══ EXERCISE MATERIAL

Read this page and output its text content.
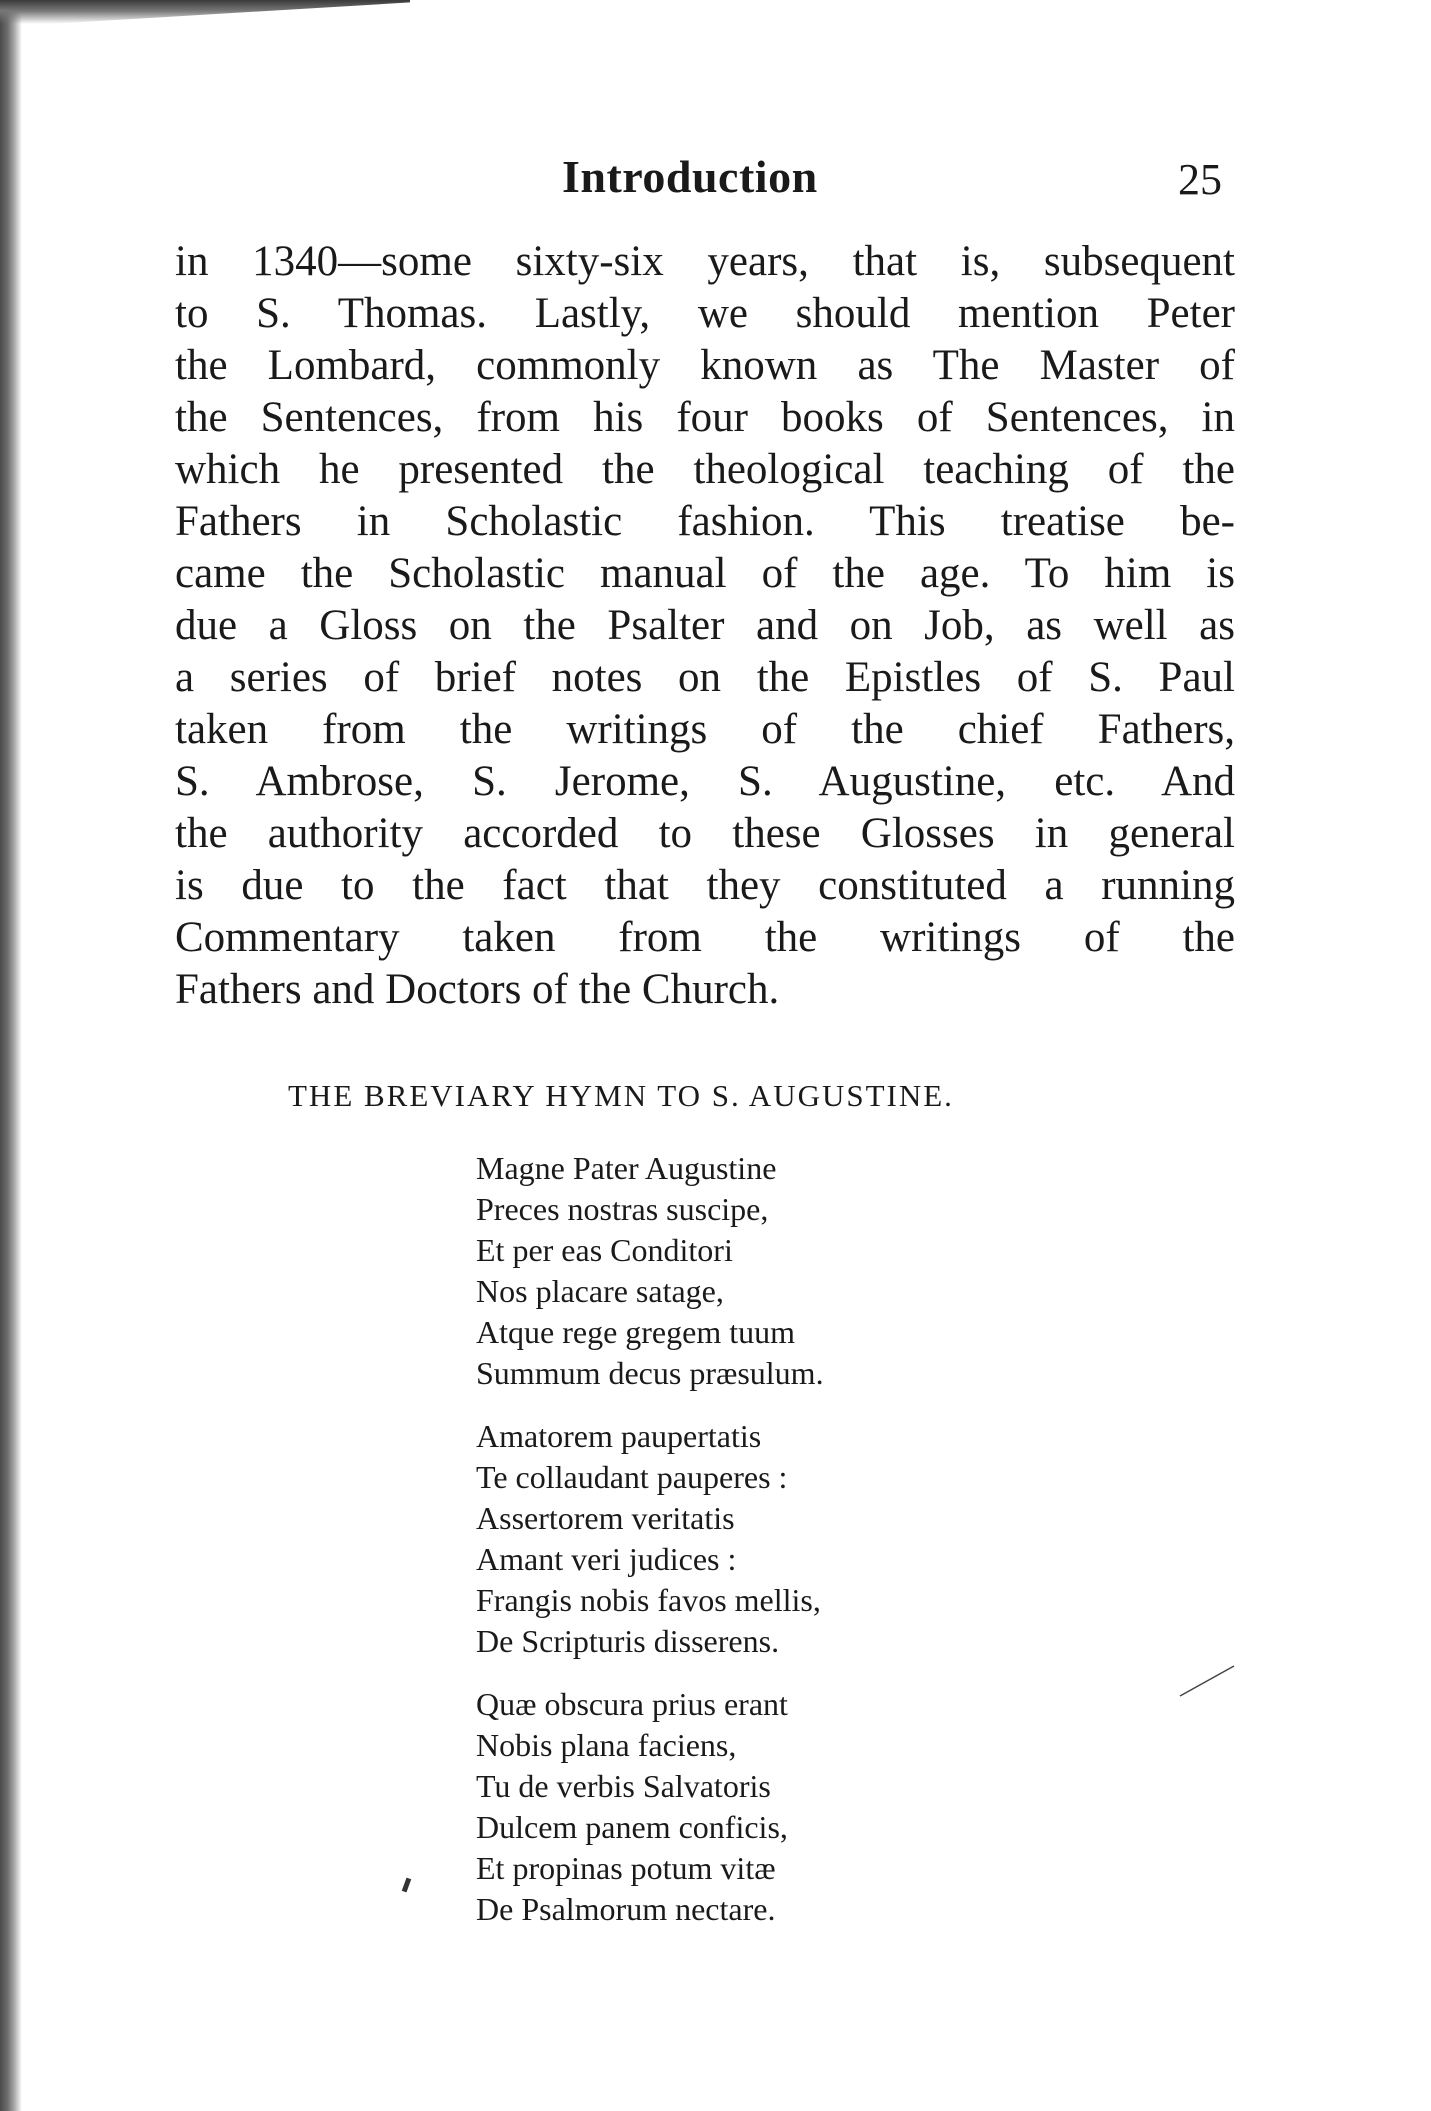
Introduction	25
in 1340—some sixty-six years, that is, subsequent
to S. Thomas. Lastly, we should mention Peter
the Lombard, commonly known as The Master of
the Sentences, from his four books of Sentences, in
which he presented the theological teaching of the
Fathers in Scholastic fashion. This treatise be-
came the Scholastic manual of the age. To him is
due a Gloss on the Psalter and on Job, as well as
a series of brief notes on the Epistles of S. Paul
taken from the writings of the chief Fathers,
S. Ambrose, S. Jerome, S. Augustine, etc. And
the authority accorded to these Glosses in general
is due to the fact that they constituted a running
Commentary taken from the writings of the
Fathers and Doctors of the Church.
THE BREVIARY HYMN TO S. AUGUSTINE.
Magne Pater Augustine
Preces nostras suscipe,
Et per eas Conditori
Nos placare satage,
Atque rege gregem tuum
Summum decus præsulum.
Amatorem paupertatis
Te collaudant pauperes :
Assertorem veritatis
Amant veri judices :
Frangis nobis favos mellis,
De Scripturis disserens.
Quæ obscura prius erant
Nobis plana faciens,
Tu de verbis Salvatoris
Dulcem panem conficis,
Et propinas potum vitæ
De Psalmorum nectare.
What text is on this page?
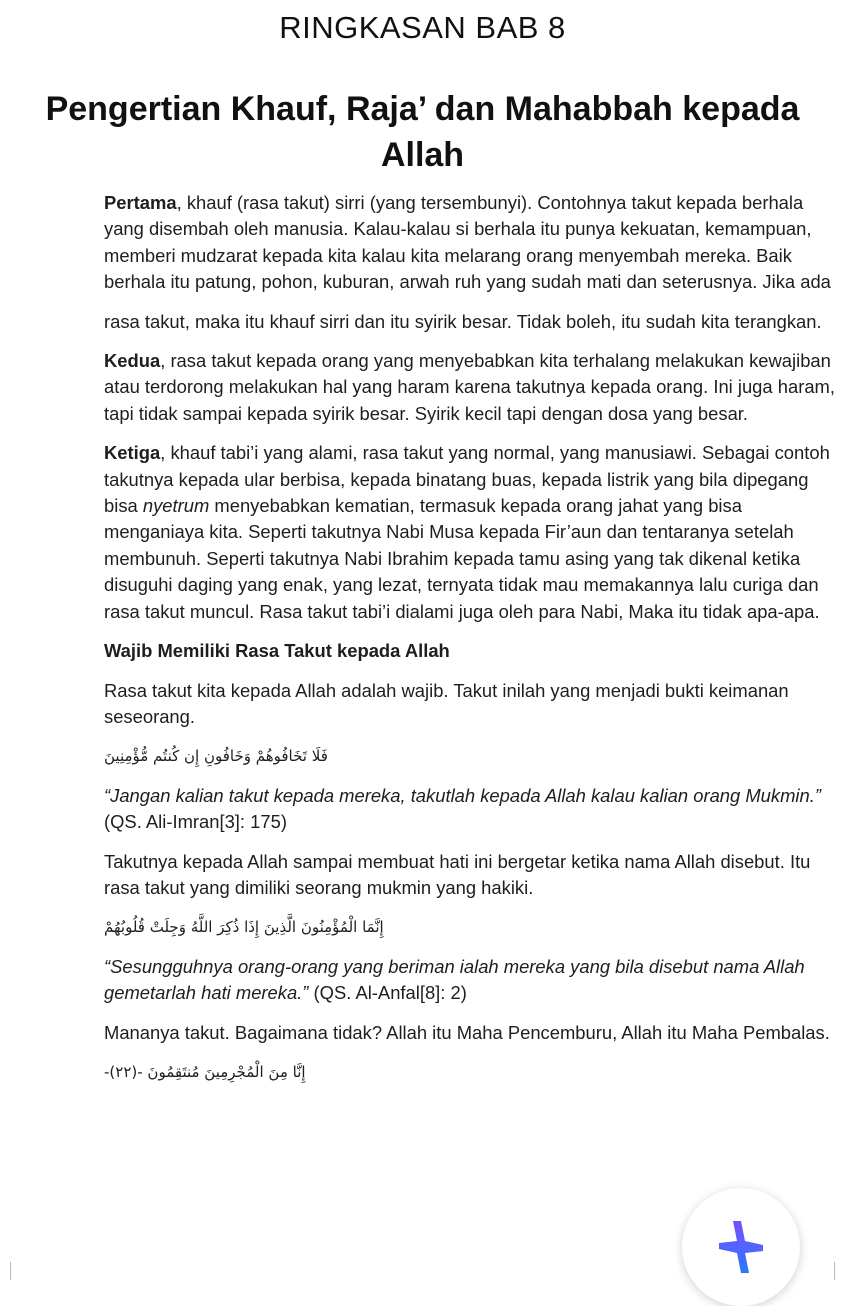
RINGKASAN BAB 8
Pengertian Khauf, Raja’ dan Mahabbah kepada Allah

Pertama, khauf (rasa takut) sirri (yang tersembunyi). Contohnya takut kepada berhala yang disembah oleh manusia. Kalau-kalau si berhala itu punya kekuatan, kemampuan, memberi mudzarat kepada kita kalau kita melarang orang menyembah mereka. Baik berhala itu patung, pohon, kuburan, arwah ruh yang sudah mati dan seterusnya. Jika ada

rasa takut, maka itu khauf sirri dan itu syirik besar. Tidak boleh, itu sudah kita terangkan.

Kedua, rasa takut kepada orang yang menyebabkan kita terhalang melakukan kewajiban atau terdorong melakukan hal yang haram karena takutnya kepada orang. Ini juga haram, tapi tidak sampai kepada syirik besar. Syirik kecil tapi dengan dosa yang besar.

Ketiga, khauf tabi’i yang alami, rasa takut yang normal, yang manusiawi. Sebagai contoh takutnya kepada ular berbisa, kepada binatang buas, kepada listrik yang bila dipegang bisa nyetrum menyebabkan kematian, termasuk kepada orang jahat yang bisa menganiaya kita. Seperti takutnya Nabi Musa kepada Fir’aun dan tentaranya setelah membunuh. Seperti takutnya Nabi Ibrahim kepada tamu asing yang tak dikenal ketika disuguhi daging yang enak, yang lezat, ternyata tidak mau memakannya lalu curiga dan rasa takut muncul. Rasa takut tabi’i dialami juga oleh para Nabi, Maka itu tidak apa-apa.

Wajib Memiliki Rasa Takut kepada Allah

Rasa takut kita kepada Allah adalah wajib. Takut inilah yang menjadi bukti keimanan seseorang.

فَلَا تَخَافُوهُمْ وَخَافُونِ إِن كُنتُم مُّؤْمِنِينَ

“Jangan kalian takut kepada mereka, takutlah kepada Allah kalau kalian orang Mukmin.” (QS. Ali-Imran[3]: 175)

Takutnya kepada Allah sampai membuat hati ini bergetar ketika nama Allah disebut. Itu rasa takut yang dimiliki seorang mukmin yang hakiki.

إِنَّمَا الْمُؤْمِنُونَ الَّذِينَ إِذَا ذُكِرَ اللَّهُ وَجِلَتْ قُلُوبُهُمْ

“Sesungguhnya orang-orang yang beriman ialah mereka yang bila disebut nama Allah gemetarlah hati mereka.” (QS. Al-Anfal[8]: 2)

Mananya takut. Bagaimana tidak? Allah itu Maha Pencemburu, Allah itu Maha Pembalas.

إِنَّا مِنَ الْمُجْرِمِينَ مُنتَقِمُونَ -(٢٢)-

════

▸ WORK TO BE COMPLETED: Your task is to transcribe all of the records precisely, with no images included.

▸ CORRECT OUTPUT:
Read this page and output its text content.
Introduction	25
in 1340—some sixty-six years, that is, subsequent
to S. Thomas. Lastly, we should mention Peter
the Lombard, commonly known as The Master of
the Sentences, from his four books of Sentences, in
which he presented the theological teaching of the
Fathers in Scholastic fashion. This treatise be-
came the Scholastic manual of the age. To him is
due a Gloss on the Psalter and on Job, as well as
a series of brief notes on the Epistles of S. Paul
taken from the writings of the chief Fathers,
S. Ambrose, S. Jerome, S. Augustine, etc. And
the authority accorded to these Glosses in general
is due to the fact that they constituted a running
Commentary taken from the writings of the
Fathers and Doctors of the Church.
THE BREVIARY HYMN TO S. AUGUSTINE.
Magne Pater Augustine
Preces nostras suscipe,
Et per eas Conditori
Nos placare satage,
Atque rege gregem tuum
Summum decus præsulum.
Amatorem paupertatis
Te collaudant pauperes :
Assertorem veritatis
Amant veri judices :
Frangis nobis favos mellis,
De Scripturis disserens.
Quæ obscura prius erant
Nobis plana faciens,
Tu de verbis Salvatoris
Dulcem panem conficis,
Et propinas potum vitæ
De Psalmorum nectare.
What text is on this page?
RINGKASAN BAB 8
Pengertian Khauf, Raja’ dan Mahabbah kepada Allah

Pertama, khauf (rasa takut) sirri (yang tersembunyi). Contohnya takut kepada berhala yang disembah oleh manusia. Kalau-kalau si berhala itu punya kekuatan, kemampuan, memberi mudzarat kepada kita kalau kita melarang orang menyembah mereka. Baik berhala itu patung, pohon, kuburan, arwah ruh yang sudah mati dan seterusnya. Jika ada

rasa takut, maka itu khauf sirri dan itu syirik besar. Tidak boleh, itu sudah kita terangkan.

Kedua, rasa takut kepada orang yang menyebabkan kita terhalang melakukan kewajiban atau terdorong melakukan hal yang haram karena takutnya kepada orang. Ini juga haram, tapi tidak sampai kepada syirik besar. Syirik kecil tapi dengan dosa yang besar.

Ketiga, khauf tabi’i yang alami, rasa takut yang normal, yang manusiawi. Sebagai contoh takutnya kepada ular berbisa, kepada binatang buas, kepada listrik yang bila dipegang bisa nyetrum menyebabkan kematian, termasuk kepada orang jahat yang bisa menganiaya kita. Seperti takutnya Nabi Musa kepada Fir’aun dan tentaranya setelah membunuh. Seperti takutnya Nabi Ibrahim kepada tamu asing yang tak dikenal ketika disuguhi daging yang enak, yang lezat, ternyata tidak mau memakannya lalu curiga dan rasa takut muncul. Rasa takut tabi’i dialami juga oleh para Nabi, Maka itu tidak apa-apa.

Wajib Memiliki Rasa Takut kepada Allah

Rasa takut kita kepada Allah adalah wajib. Takut inilah yang menjadi bukti keimanan seseorang.

فَلَا تَخَافُوهُمْ وَخَافُونِ إِن كُنتُم مُّؤْمِنِينَ

“Jangan kalian takut kepada mereka, takutlah kepada Allah kalau kalian orang Mukmin.” (QS. Ali-Imran[3]: 175)

Takutnya kepada Allah sampai membuat hati ini bergetar ketika nama Allah disebut. Itu rasa takut yang dimiliki seorang mukmin yang hakiki.

إِنَّمَا الْمُؤْمِنُونَ الَّذِينَ إِذَا ذُكِرَ اللَّهُ وَجِلَتْ قُلُوبُهُمْ

“Sesungguhnya orang-orang yang beriman ialah mereka yang bila disebut nama Allah gemetarlah hati mereka.” (QS. Al-Anfal[8]: 2)

Mananya takut. Bagaimana tidak? Allah itu Maha Pencemburu, Allah itu Maha Pembalas.

إِنَّا مِنَ الْمُجْرِمِينَ مُنتَقِمُونَ -(٢٢)-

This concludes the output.